AIM OF THE TASK: Exactly as they appear, output all of the records. Skip any images.
## Start
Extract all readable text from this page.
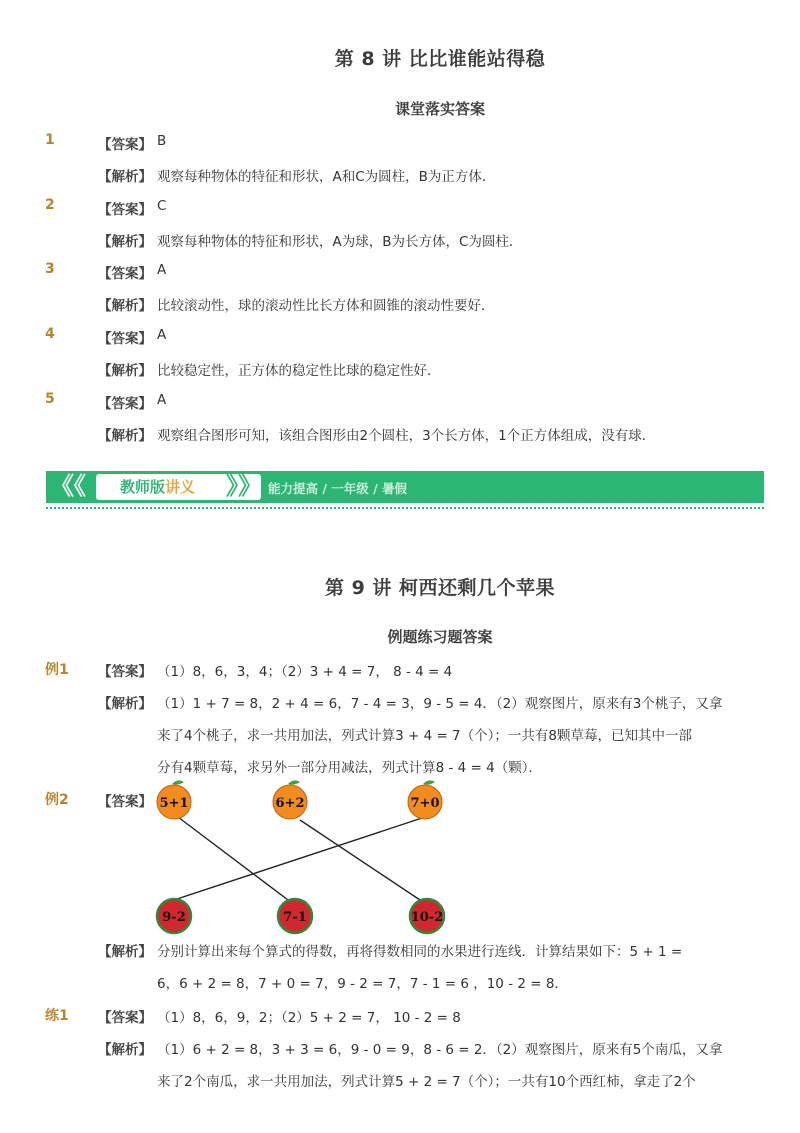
第 8 讲 比比谁能站得稳
课堂落实答案
1	【答案】 B
【解析】 观察每种物体的特征和形状，A和C为圆柱，B为正方体．
2	【答案】 C
【解析】 观察每种物体的特征和形状，A为球，B为长方体，C为圆柱．
3	【答案】 A
【解析】 比较滚动性，球的滚动性比长方体和圆锥的滚动性要好．
4	【答案】 A
【解析】 比较稳定性，正方体的稳定性比球的稳定性好．
5	【答案】 A
【解析】 观察组合图形可知，该组合图形由2个圆柱，3个长方体，1个正方体组成，没有球．
《《 教师版讲义 》》 能力提高 / 一年级 / 暑假
第 9 讲 柯西还剩几个苹果
例题练习题答案
例1 【答案】 （1）8，6，3，4；（2）3 + 4 = 7， 8 - 4 = 4
【解析】 （1）1 + 7 = 8，2 + 4 = 6，7 - 4 = 3，9 - 5 = 4．（2）观察图片，原来有3个桃子，又拿
来了4个桃子，求一共用加法，列式计算3 + 4 = 7（个）；一共有8颗草莓，已知其中一部
分有4颗草莓，求另外一部分用减法，列式计算8 - 4 = 4（颗）．
例2 【答案】 5+1	6+2	7+0
9-2	7-1	10-2
【解析】 分别计算出来每个算式的得数，再将得数相同的水果进行连线．计算结果如下：5 + 1 =
6，6 + 2 = 8，7 + 0 = 7，9 - 2 = 7，7 - 1 = 6 ，10 - 2 = 8．
练1 【答案】 （1）8，6，9，2；（2）5 + 2 = 7， 10 - 2 = 8
【解析】 （1）6 + 2 = 8，3 + 3 = 6，9 - 0 = 9，8 - 6 = 2．（2）观察图片，原来有5个南瓜，又拿
来了2个南瓜，求一共用加法，列式计算5 + 2 = 7（个）；一共有10个西红柿，拿走了2个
## End
PROBLEM SOLUTION:
Extract all readable text from this page.
第 8 讲 比比谁能站得稳
课堂落实答案
1	【答案】 B
【解析】 观察每种物体的特征和形状，A和C为圆柱，B为正方体．
2	【答案】 C
【解析】 观察每种物体的特征和形状，A为球，B为长方体，C为圆柱．
3	【答案】 A
【解析】 比较滚动性，球的滚动性比长方体和圆锥的滚动性要好．
4	【答案】 A
【解析】 比较稳定性，正方体的稳定性比球的稳定性好．
5	【答案】 A
【解析】 观察组合图形可知，该组合图形由2个圆柱，3个长方体，1个正方体组成，没有球．
《《 教师版讲义 》》 能力提高 / 一年级 / 暑假
第 9 讲 柯西还剩几个苹果
例题练习题答案
例1 【答案】 （1）8，6，3，4；（2）3 + 4 = 7， 8 - 4 = 4
【解析】 （1）1 + 7 = 8，2 + 4 = 6，7 - 4 = 3，9 - 5 = 4．（2）观察图片，原来有3个桃子，又拿
来了4个桃子，求一共用加法，列式计算3 + 4 = 7（个）；一共有8颗草莓，已知其中一部
分有4颗草莓，求另外一部分用减法，列式计算8 - 4 = 4（颗）．
例2 【答案】 5+1	6+2	7+0
9-2	7-1	10-2
【解析】 分别计算出来每个算式的得数，再将得数相同的水果进行连线．计算结果如下：5 + 1 =
6，6 + 2 = 8，7 + 0 = 7，9 - 2 = 7，7 - 1 = 6 ，10 - 2 = 8．
练1 【答案】 （1）8，6，9，2；（2）5 + 2 = 7， 10 - 2 = 8
【解析】 （1）6 + 2 = 8，3 + 3 = 6，9 - 0 = 9，8 - 6 = 2．（2）观察图片，原来有5个南瓜，又拿
来了2个南瓜，求一共用加法，列式计算5 + 2 = 7（个）；一共有10个西红柿，拿走了2个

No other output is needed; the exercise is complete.